» What you should do:
Output the material beneath exactly, leaving nothing out.

(Extracted records)
= = = = =
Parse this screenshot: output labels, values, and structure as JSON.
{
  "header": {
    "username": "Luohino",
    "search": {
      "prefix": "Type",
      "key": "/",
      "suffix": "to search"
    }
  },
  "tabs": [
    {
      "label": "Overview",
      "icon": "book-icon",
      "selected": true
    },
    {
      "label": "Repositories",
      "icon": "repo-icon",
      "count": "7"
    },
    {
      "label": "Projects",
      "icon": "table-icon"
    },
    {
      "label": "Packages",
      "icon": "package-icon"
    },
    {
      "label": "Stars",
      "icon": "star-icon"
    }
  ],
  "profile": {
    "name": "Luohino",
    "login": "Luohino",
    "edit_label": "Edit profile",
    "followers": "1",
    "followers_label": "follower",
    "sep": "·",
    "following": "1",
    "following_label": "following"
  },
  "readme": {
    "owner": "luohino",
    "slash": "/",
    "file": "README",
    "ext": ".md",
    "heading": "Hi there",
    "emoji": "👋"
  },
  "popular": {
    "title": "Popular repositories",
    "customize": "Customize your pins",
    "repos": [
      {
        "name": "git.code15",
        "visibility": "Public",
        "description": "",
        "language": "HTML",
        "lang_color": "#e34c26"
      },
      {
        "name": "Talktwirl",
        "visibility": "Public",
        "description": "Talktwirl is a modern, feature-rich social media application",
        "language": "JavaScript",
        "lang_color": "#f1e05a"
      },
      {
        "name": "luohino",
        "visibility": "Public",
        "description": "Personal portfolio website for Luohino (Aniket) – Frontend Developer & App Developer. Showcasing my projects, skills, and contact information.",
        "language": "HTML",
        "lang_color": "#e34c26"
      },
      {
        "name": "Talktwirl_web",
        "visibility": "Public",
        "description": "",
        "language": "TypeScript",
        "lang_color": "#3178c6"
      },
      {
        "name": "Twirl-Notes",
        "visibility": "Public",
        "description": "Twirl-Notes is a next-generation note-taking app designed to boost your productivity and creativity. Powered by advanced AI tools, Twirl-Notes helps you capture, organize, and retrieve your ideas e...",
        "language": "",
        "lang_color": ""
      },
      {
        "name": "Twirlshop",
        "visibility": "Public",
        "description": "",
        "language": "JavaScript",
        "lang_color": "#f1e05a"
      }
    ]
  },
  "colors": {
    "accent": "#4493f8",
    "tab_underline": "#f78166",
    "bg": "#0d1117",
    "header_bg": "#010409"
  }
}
= = = = =
» In response:
Parse this screenshot: output labels, values, and structure as JSON.
{
  "header": {
    "username": "Luohino",
    "search": {
      "prefix": "Type",
      "key": "/",
      "suffix": "to search"
    }
  },
  "tabs": [
    {
      "label": "Overview",
      "icon": "book-icon",
      "selected": true
    },
    {
      "label": "Repositories",
      "icon": "repo-icon",
      "count": "7"
    },
    {
      "label": "Projects",
      "icon": "table-icon"
    },
    {
      "label": "Packages",
      "icon": "package-icon"
    },
    {
      "label": "Stars",
      "icon": "star-icon"
    }
  ],
  "profile": {
    "name": "Luohino",
    "login": "Luohino",
    "edit_label": "Edit profile",
    "followers": "1",
    "followers_label": "follower",
    "sep": "·",
    "following": "1",
    "following_label": "following"
  },
  "readme": {
    "owner": "luohino",
    "slash": "/",
    "file": "README",
    "ext": ".md",
    "heading": "Hi there",
    "emoji": "👋"
  },
  "popular": {
    "title": "Popular repositories",
    "customize": "Customize your pins",
    "repos": [
      {
        "name": "git.code15",
        "visibility": "Public",
        "description": "",
        "language": "HTML",
        "lang_color": "#e34c26"
      },
      {
        "name": "Talktwirl",
        "visibility": "Public",
        "description": "Talktwirl is a modern, feature-rich social media application",
        "language": "JavaScript",
        "lang_color": "#f1e05a"
      },
      {
        "name": "luohino",
        "visibility": "Public",
        "description": "Personal portfolio website for Luohino (Aniket) – Frontend Developer & App Developer. Showcasing my projects, skills, and contact information.",
        "language": "HTML",
        "lang_color": "#e34c26"
      },
      {
        "name": "Talktwirl_web",
        "visibility": "Public",
        "description": "",
        "language": "TypeScript",
        "lang_color": "#3178c6"
      },
      {
        "name": "Twirl-Notes",
        "visibility": "Public",
        "description": "Twirl-Notes is a next-generation note-taking app designed to boost your productivity and creativity. Powered by advanced AI tools, Twirl-Notes helps you capture, organize, and retrieve your ideas e...",
        "language": "",
        "lang_color": ""
      },
      {
        "name": "Twirlshop",
        "visibility": "Public",
        "description": "",
        "language": "JavaScript",
        "lang_color": "#f1e05a"
      }
    ]
  },
  "colors": {
    "accent": "#4493f8",
    "tab_underline": "#f78166",
    "bg": "#0d1117",
    "header_bg": "#010409"
  }
}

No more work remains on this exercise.